═══ Records shown ═══
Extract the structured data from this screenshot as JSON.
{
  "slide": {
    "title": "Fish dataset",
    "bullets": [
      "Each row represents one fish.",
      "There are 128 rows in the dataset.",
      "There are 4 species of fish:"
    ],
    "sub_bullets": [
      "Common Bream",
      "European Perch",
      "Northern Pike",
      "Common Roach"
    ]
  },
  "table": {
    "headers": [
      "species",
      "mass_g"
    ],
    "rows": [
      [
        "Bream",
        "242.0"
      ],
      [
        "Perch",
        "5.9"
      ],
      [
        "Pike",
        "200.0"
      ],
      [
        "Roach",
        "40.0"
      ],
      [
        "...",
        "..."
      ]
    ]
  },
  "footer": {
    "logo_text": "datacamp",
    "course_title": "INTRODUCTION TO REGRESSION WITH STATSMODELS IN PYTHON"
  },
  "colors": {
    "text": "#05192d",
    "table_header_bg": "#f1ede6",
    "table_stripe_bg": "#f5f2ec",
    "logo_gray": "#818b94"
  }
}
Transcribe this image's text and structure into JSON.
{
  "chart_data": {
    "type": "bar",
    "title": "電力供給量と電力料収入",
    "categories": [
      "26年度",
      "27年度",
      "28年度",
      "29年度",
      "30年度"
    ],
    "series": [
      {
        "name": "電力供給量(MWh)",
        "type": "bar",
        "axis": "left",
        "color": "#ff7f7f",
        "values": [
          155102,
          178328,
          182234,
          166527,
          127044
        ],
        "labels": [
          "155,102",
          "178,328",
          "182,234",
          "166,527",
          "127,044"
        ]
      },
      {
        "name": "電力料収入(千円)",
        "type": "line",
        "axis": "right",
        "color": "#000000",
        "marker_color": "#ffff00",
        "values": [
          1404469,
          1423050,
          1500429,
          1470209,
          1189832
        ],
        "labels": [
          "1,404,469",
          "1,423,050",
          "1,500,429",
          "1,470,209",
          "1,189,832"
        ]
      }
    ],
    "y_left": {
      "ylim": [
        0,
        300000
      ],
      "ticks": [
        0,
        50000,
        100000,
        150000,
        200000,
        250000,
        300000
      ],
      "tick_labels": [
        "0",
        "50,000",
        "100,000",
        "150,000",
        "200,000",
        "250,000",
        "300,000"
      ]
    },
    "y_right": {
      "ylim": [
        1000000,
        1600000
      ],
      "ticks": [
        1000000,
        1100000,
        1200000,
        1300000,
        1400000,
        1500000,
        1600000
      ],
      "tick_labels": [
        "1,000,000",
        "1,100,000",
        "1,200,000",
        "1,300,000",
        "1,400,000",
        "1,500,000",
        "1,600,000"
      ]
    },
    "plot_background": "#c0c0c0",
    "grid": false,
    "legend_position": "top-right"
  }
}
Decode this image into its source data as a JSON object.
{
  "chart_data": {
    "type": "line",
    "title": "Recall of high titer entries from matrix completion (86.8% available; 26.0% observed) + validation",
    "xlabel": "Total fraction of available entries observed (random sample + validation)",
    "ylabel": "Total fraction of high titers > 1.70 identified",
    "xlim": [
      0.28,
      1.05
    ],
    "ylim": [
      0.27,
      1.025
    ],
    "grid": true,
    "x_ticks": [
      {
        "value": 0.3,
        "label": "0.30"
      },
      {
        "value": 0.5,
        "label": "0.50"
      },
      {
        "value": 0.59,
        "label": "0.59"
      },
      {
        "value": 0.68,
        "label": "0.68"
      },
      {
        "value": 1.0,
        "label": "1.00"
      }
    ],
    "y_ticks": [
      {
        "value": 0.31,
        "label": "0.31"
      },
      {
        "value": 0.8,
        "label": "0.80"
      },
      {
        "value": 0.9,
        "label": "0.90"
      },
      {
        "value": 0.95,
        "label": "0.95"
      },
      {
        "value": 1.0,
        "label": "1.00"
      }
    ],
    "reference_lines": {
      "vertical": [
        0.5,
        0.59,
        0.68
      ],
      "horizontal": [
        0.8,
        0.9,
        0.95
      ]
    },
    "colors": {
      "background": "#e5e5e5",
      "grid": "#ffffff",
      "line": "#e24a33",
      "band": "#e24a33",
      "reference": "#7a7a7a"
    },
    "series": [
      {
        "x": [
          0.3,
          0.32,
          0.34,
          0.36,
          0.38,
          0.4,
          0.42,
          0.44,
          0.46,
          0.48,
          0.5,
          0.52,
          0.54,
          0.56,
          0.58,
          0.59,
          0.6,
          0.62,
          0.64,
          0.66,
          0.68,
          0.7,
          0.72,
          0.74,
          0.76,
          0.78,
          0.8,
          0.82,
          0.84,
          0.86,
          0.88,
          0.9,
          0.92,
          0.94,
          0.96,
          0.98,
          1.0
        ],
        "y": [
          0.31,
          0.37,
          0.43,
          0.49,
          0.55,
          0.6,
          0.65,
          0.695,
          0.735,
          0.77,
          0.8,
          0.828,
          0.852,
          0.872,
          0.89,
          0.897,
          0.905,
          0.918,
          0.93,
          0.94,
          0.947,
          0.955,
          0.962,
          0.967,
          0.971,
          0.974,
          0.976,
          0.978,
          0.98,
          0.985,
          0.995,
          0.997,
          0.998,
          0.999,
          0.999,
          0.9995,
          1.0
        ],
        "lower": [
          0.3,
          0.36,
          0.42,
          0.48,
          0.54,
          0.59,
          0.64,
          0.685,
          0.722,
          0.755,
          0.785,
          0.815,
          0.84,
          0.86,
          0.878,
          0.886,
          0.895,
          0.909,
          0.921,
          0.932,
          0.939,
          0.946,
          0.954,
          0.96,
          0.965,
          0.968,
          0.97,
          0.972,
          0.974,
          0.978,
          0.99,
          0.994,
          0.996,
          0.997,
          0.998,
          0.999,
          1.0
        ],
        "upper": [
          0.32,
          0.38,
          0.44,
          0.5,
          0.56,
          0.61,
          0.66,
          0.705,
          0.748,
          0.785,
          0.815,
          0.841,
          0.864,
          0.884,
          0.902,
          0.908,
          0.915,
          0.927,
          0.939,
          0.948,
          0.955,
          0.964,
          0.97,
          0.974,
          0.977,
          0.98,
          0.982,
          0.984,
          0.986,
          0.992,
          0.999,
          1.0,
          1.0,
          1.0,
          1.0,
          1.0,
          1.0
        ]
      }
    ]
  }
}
═══
Exercise requirements => Retype the entries one by one, exactly.

Problem solution =>
Extract the structured data from this screenshot as JSON.
{
  "slide": {
    "title": "Fish dataset",
    "bullets": [
      "Each row represents one fish.",
      "There are 128 rows in the dataset.",
      "There are 4 species of fish:"
    ],
    "sub_bullets": [
      "Common Bream",
      "European Perch",
      "Northern Pike",
      "Common Roach"
    ]
  },
  "table": {
    "headers": [
      "species",
      "mass_g"
    ],
    "rows": [
      [
        "Bream",
        "242.0"
      ],
      [
        "Perch",
        "5.9"
      ],
      [
        "Pike",
        "200.0"
      ],
      [
        "Roach",
        "40.0"
      ],
      [
        "...",
        "..."
      ]
    ]
  },
  "footer": {
    "logo_text": "datacamp",
    "course_title": "INTRODUCTION TO REGRESSION WITH STATSMODELS IN PYTHON"
  },
  "colors": {
    "text": "#05192d",
    "table_header_bg": "#f1ede6",
    "table_stripe_bg": "#f5f2ec",
    "logo_gray": "#818b94"
  }
}
Transcribe this image's text and structure into JSON.
{
  "chart_data": {
    "type": "bar",
    "title": "電力供給量と電力料収入",
    "categories": [
      "26年度",
      "27年度",
      "28年度",
      "29年度",
      "30年度"
    ],
    "series": [
      {
        "name": "電力供給量(MWh)",
        "type": "bar",
        "axis": "left",
        "color": "#ff7f7f",
        "values": [
          155102,
          178328,
          182234,
          166527,
          127044
        ],
        "labels": [
          "155,102",
          "178,328",
          "182,234",
          "166,527",
          "127,044"
        ]
      },
      {
        "name": "電力料収入(千円)",
        "type": "line",
        "axis": "right",
        "color": "#000000",
        "marker_color": "#ffff00",
        "values": [
          1404469,
          1423050,
          1500429,
          1470209,
          1189832
        ],
        "labels": [
          "1,404,469",
          "1,423,050",
          "1,500,429",
          "1,470,209",
          "1,189,832"
        ]
      }
    ],
    "y_left": {
      "ylim": [
        0,
        300000
      ],
      "ticks": [
        0,
        50000,
        100000,
        150000,
        200000,
        250000,
        300000
      ],
      "tick_labels": [
        "0",
        "50,000",
        "100,000",
        "150,000",
        "200,000",
        "250,000",
        "300,000"
      ]
    },
    "y_right": {
      "ylim": [
        1000000,
        1600000
      ],
      "ticks": [
        1000000,
        1100000,
        1200000,
        1300000,
        1400000,
        1500000,
        1600000
      ],
      "tick_labels": [
        "1,000,000",
        "1,100,000",
        "1,200,000",
        "1,300,000",
        "1,400,000",
        "1,500,000",
        "1,600,000"
      ]
    },
    "plot_background": "#c0c0c0",
    "grid": false,
    "legend_position": "top-right"
  }
}
Decode this image into its source data as a JSON object.
{
  "chart_data": {
    "type": "line",
    "title": "Recall of high titer entries from matrix completion (86.8% available; 26.0% observed) + validation",
    "xlabel": "Total fraction of available entries observed (random sample + validation)",
    "ylabel": "Total fraction of high titers > 1.70 identified",
    "xlim": [
      0.28,
      1.05
    ],
    "ylim": [
      0.27,
      1.025
    ],
    "grid": true,
    "x_ticks": [
      {
        "value": 0.3,
        "label": "0.30"
      },
      {
        "value": 0.5,
        "label": "0.50"
      },
      {
        "value": 0.59,
        "label": "0.59"
      },
      {
        "value": 0.68,
        "label": "0.68"
      },
      {
        "value": 1.0,
        "label": "1.00"
      }
    ],
    "y_ticks": [
      {
        "value": 0.31,
        "label": "0.31"
      },
      {
        "value": 0.8,
        "label": "0.80"
      },
      {
        "value": 0.9,
        "label": "0.90"
      },
      {
        "value": 0.95,
        "label": "0.95"
      },
      {
        "value": 1.0,
        "label": "1.00"
      }
    ],
    "reference_lines": {
      "vertical": [
        0.5,
        0.59,
        0.68
      ],
      "horizontal": [
        0.8,
        0.9,
        0.95
      ]
    },
    "colors": {
      "background": "#e5e5e5",
      "grid": "#ffffff",
      "line": "#e24a33",
      "band": "#e24a33",
      "reference": "#7a7a7a"
    },
    "series": [
      {
        "x": [
          0.3,
          0.32,
          0.34,
          0.36,
          0.38,
          0.4,
          0.42,
          0.44,
          0.46,
          0.48,
          0.5,
          0.52,
          0.54,
          0.56,
          0.58,
          0.59,
          0.6,
          0.62,
          0.64,
          0.66,
          0.68,
          0.7,
          0.72,
          0.74,
          0.76,
          0.78,
          0.8,
          0.82,
          0.84,
          0.86,
          0.88,
          0.9,
          0.92,
          0.94,
          0.96,
          0.98,
          1.0
        ],
        "y": [
          0.31,
          0.37,
          0.43,
          0.49,
          0.55,
          0.6,
          0.65,
          0.695,
          0.735,
          0.77,
          0.8,
          0.828,
          0.852,
          0.872,
          0.89,
          0.897,
          0.905,
          0.918,
          0.93,
          0.94,
          0.947,
          0.955,
          0.962,
          0.967,
          0.971,
          0.974,
          0.976,
          0.978,
          0.98,
          0.985,
          0.995,
          0.997,
          0.998,
          0.999,
          0.999,
          0.9995,
          1.0
        ],
        "lower": [
          0.3,
          0.36,
          0.42,
          0.48,
          0.54,
          0.59,
          0.64,
          0.685,
          0.722,
          0.755,
          0.785,
          0.815,
          0.84,
          0.86,
          0.878,
          0.886,
          0.895,
          0.909,
          0.921,
          0.932,
          0.939,
          0.946,
          0.954,
          0.96,
          0.965,
          0.968,
          0.97,
          0.972,
          0.974,
          0.978,
          0.99,
          0.994,
          0.996,
          0.997,
          0.998,
          0.999,
          1.0
        ],
        "upper": [
          0.32,
          0.38,
          0.44,
          0.5,
          0.56,
          0.61,
          0.66,
          0.705,
          0.748,
          0.785,
          0.815,
          0.841,
          0.864,
          0.884,
          0.902,
          0.908,
          0.915,
          0.927,
          0.939,
          0.948,
          0.955,
          0.964,
          0.97,
          0.974,
          0.977,
          0.98,
          0.982,
          0.984,
          0.986,
          0.992,
          0.999,
          1.0,
          1.0,
          1.0,
          1.0,
          1.0,
          1.0
        ]
      }
    ]
  }
}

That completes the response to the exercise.